Short exercise: Records follow. Select each line holding "rules".

(Data records)
··········

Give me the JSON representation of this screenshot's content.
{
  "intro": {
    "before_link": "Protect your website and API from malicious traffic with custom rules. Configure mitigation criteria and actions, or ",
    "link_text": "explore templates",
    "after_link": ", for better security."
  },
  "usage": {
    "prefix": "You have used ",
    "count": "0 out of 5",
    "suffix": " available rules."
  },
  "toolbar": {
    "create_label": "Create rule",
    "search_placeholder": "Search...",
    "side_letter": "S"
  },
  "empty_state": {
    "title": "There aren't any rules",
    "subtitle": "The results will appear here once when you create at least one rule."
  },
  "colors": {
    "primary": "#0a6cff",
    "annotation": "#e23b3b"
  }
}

··········

Final answer:
    "before_link": "Protect your website and API from malicious traffic with custom rules. Configure mitigation criteria and actions, or ",
    "suffix": " available rules."
    "title": "There aren't any rules",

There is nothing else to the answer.